### Excerpt to read
For services at Murupara on 10 May 1989 when, faced by an armed and dangerous offender, who was being sought by the Police, he displayed courage and initiative in managing to overpower and finally arrest the man, in the course of which both barrels of a sawn-off shotgun were discharged very close to him.

- Scott Allan Barclay – gunner, Royal Regiment of New Zealand Artillery.

On 8 February 1990 a group of nine soldiers were caught in a rip while swimming at Karioitahi Beach, Auckland. Gunner Barclay managed to rescue one soldier and although close to exhaustion, commandeered a surf board and re-entered the surf and rescued a second soldier. His total disregard for his own safety almost certainly saved the two soldiers from drowning.

- Murray John Whitmore – sergeant, New Zealand Police.

On 7 May 1990 a 16 year old youth appeared before Judge Augusta Wallace in the Otahuhu Youth Court on four various charges. The Judge remanded the accused into Social Welfare custody and then addressed some comments to him. The youth took exception to these comments and then without warning produced a machete, moved towards the Judge, raised it above his head and brought it down on the right-hand side of the Judge's head, inflicting horrific injuries. Sergeant Whitmore, the Police prosecutor, was seated at the back of the court room and upon seeing what was taking place moved forward to restrain the youth. He could not prevent the first blow being struck but managed, with assistance, to prevent a further attack. Sergeant Whitmore then took control of the situation and rendered first aid to the Judge. His prompt and brave actions almost certainly saved the Judge's life.

- Owen Haslam Woods – assistant commander, No 1AO1 District (Auckland), New Zealand Fire Service.
- Raymond Warby – divisional officer, No 1AO1 District (Auckland), New Zealand Fire Service.

### Data section
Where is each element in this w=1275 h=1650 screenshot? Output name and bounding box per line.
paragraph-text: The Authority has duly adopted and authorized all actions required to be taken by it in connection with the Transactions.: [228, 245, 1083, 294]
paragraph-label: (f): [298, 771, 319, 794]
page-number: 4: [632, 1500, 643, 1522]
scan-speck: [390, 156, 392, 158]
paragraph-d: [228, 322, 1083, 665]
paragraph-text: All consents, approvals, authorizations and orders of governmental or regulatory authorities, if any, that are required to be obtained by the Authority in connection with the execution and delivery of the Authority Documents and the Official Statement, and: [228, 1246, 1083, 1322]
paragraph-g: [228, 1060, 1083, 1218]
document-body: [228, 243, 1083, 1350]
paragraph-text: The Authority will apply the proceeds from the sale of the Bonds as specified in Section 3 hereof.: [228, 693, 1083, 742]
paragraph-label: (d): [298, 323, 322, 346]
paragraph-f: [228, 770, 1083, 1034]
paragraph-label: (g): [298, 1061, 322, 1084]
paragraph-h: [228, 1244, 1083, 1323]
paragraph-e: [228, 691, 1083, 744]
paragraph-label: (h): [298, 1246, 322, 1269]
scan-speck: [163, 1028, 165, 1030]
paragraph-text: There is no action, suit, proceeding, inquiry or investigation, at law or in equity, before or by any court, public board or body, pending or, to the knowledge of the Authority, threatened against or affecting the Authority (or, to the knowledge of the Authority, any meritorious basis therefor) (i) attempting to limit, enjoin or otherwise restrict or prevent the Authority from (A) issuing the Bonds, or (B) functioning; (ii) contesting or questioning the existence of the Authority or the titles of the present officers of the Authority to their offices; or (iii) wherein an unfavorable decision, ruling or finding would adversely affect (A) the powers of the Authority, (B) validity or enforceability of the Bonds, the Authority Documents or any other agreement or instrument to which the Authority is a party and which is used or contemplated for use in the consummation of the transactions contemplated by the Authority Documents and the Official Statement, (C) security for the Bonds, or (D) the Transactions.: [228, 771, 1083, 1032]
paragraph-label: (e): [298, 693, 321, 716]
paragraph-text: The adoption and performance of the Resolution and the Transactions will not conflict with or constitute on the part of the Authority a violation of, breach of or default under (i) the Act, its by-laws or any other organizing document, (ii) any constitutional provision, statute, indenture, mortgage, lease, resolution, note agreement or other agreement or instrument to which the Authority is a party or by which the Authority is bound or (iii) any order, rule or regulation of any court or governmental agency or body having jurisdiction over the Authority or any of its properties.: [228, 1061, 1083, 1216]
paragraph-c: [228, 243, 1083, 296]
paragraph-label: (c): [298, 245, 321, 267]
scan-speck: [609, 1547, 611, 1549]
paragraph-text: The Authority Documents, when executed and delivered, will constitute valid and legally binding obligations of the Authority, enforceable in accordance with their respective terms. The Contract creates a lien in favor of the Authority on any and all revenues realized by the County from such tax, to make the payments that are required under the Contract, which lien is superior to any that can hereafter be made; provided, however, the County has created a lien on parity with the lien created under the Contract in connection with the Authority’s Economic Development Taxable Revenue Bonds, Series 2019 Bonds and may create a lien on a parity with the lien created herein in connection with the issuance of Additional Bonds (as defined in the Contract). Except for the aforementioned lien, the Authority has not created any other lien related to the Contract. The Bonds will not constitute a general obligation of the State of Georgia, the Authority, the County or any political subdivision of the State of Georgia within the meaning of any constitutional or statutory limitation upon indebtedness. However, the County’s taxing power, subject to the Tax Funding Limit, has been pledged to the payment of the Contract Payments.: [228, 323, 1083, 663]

### What to produce
Reproduce part of the bravery citations verbatim, beginning at the words "For services at" and stopping after "New Zealand Artillery.".

### Result of this task
For services at Murupara on 10 May 1989 when, faced by an armed and dangerous offender, who was being sought by the Police, he displayed courage and initiative in managing to overpower and finally arrest the man, in the course of which both barrels of a sawn-off shotgun were discharged very close to him.

- Scott Allan Barclay – gunner, Royal Regiment of New Zealand Artillery.